Problem statement
Copy each line of the material below that includes the string "Utrecht".

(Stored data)
-- BEGIN --

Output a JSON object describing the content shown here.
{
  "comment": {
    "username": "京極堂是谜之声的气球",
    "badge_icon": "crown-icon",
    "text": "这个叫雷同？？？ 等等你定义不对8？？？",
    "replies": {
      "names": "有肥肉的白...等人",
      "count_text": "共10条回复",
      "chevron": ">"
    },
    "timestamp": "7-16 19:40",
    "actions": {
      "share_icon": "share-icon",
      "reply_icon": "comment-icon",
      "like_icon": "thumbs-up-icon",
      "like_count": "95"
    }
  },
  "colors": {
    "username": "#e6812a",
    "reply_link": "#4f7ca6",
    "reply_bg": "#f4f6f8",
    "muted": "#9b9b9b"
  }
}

-- END --
-- BEGIN --

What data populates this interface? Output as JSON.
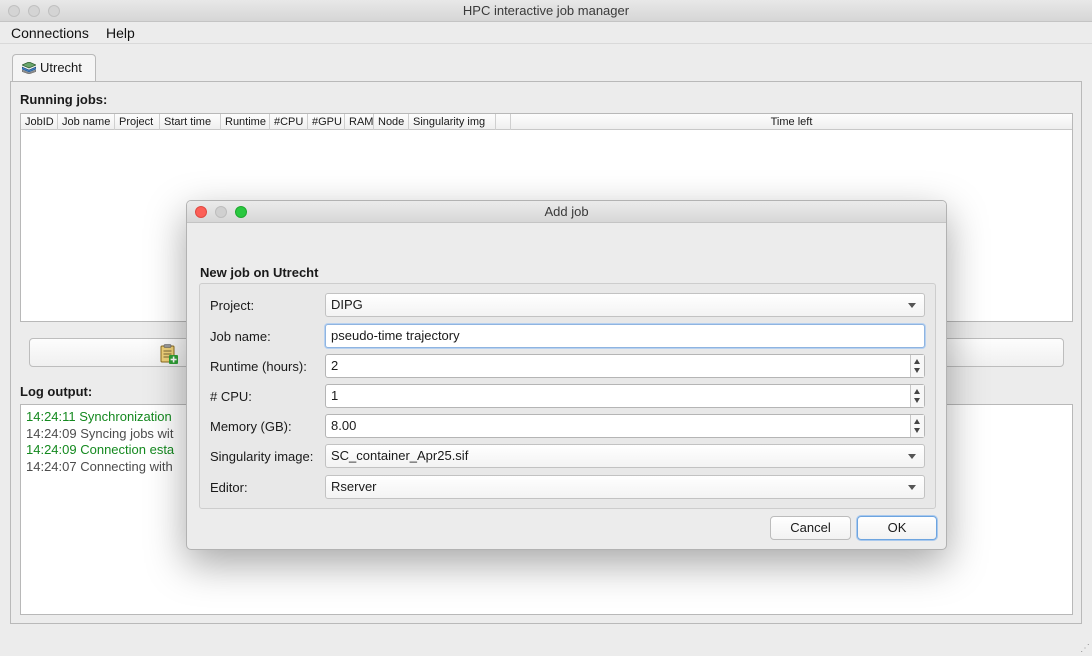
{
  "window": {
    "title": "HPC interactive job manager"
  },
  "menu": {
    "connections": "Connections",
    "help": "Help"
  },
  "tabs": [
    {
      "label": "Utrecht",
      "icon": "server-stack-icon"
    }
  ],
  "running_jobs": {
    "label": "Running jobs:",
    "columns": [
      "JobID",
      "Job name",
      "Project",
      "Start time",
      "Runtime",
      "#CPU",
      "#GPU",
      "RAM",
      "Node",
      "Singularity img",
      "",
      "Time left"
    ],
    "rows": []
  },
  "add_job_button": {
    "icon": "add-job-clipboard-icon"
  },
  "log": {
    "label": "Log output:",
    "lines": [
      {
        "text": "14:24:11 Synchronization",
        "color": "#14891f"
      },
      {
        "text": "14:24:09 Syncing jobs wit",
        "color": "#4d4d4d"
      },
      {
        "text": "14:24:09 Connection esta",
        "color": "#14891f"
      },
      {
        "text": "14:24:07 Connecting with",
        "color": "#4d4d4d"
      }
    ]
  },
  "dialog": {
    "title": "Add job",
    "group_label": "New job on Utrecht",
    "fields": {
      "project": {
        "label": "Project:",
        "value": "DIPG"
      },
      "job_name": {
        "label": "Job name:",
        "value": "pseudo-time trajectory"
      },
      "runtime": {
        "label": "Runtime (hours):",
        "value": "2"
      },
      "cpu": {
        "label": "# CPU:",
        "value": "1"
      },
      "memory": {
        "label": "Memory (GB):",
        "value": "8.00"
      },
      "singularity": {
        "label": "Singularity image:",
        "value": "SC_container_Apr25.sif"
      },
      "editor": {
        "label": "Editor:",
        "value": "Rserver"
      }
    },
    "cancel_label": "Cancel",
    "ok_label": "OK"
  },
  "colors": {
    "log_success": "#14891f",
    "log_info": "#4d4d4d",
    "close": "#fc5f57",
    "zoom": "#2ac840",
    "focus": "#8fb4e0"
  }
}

-- END --
-- BEGIN --

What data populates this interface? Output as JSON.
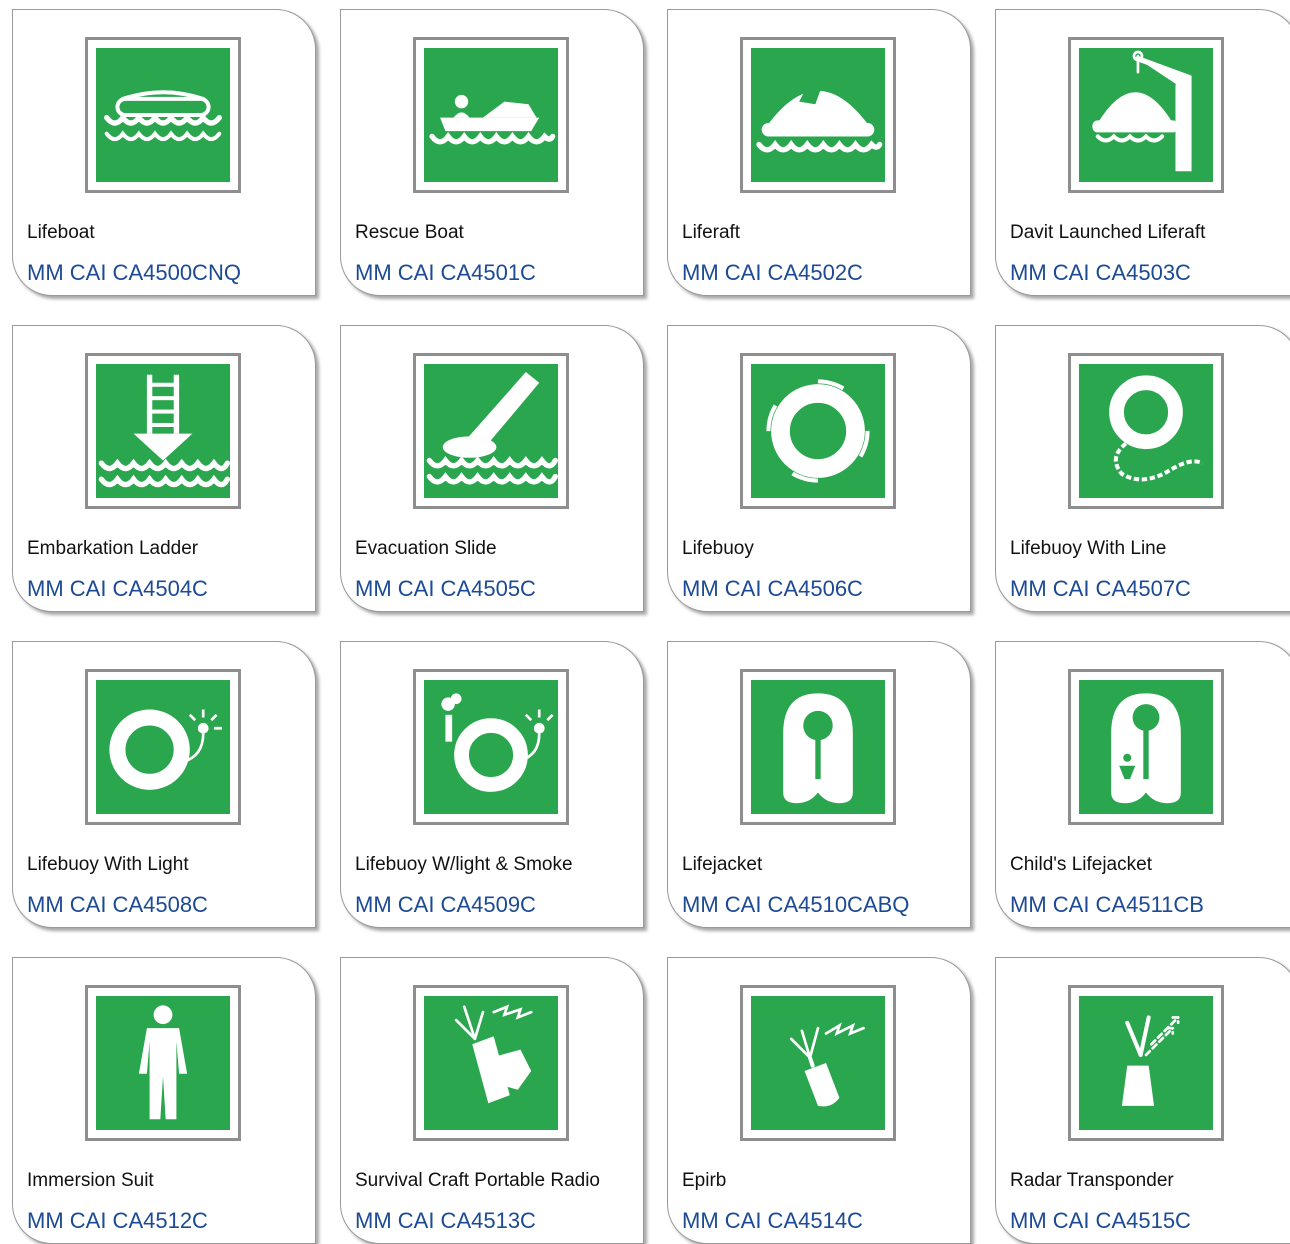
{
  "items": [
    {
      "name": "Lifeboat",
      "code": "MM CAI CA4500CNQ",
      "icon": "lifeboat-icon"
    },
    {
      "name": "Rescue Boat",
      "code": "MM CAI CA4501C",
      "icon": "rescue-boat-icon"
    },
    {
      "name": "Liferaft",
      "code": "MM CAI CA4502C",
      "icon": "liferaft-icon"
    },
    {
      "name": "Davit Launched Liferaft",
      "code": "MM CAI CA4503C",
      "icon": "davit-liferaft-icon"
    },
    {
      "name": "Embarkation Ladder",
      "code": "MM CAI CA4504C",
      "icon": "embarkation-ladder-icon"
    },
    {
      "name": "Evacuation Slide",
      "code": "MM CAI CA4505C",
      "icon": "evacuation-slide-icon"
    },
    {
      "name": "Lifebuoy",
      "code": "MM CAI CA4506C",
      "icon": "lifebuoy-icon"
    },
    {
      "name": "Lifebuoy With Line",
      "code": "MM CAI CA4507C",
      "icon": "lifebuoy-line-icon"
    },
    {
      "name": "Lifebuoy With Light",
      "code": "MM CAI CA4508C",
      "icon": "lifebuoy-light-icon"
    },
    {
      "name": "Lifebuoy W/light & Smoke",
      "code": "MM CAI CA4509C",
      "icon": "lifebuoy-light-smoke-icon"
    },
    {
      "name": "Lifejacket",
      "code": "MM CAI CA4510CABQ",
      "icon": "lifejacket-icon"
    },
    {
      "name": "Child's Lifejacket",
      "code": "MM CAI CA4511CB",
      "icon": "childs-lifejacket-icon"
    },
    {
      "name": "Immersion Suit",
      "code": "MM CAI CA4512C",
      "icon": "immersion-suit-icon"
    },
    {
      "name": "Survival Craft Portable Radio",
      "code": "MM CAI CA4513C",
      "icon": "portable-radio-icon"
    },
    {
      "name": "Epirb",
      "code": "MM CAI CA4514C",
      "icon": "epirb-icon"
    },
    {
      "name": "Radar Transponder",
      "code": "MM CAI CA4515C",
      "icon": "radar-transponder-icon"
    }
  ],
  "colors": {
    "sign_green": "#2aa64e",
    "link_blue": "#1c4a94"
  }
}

-- END --

Worked answer
      "label": "Utrecht",
    "group_label": "New job on Utrecht",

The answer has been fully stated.